Task instructions » The entries below should be output exactly as written.
+++ Stored rows
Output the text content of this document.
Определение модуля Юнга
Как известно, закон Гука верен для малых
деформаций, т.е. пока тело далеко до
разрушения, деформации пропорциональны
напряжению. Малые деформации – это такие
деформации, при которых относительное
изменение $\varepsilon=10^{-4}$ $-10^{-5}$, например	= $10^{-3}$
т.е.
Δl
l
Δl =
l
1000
++++++
Finished exercise »
Output the text content of this document.
Определение модуля Юнга
Как известно, закон Гука верен для малых
деформаций, т.е. пока тело далеко до
разрушения, деформации пропорциональны
напряжению. Малые деформации – это такие
деформации, при которых относительное
изменение $\varepsilon=10^{-4}$ $-10^{-5}$, например	= $10^{-3}$
т.е.
Δl
l
Δl =
l
1000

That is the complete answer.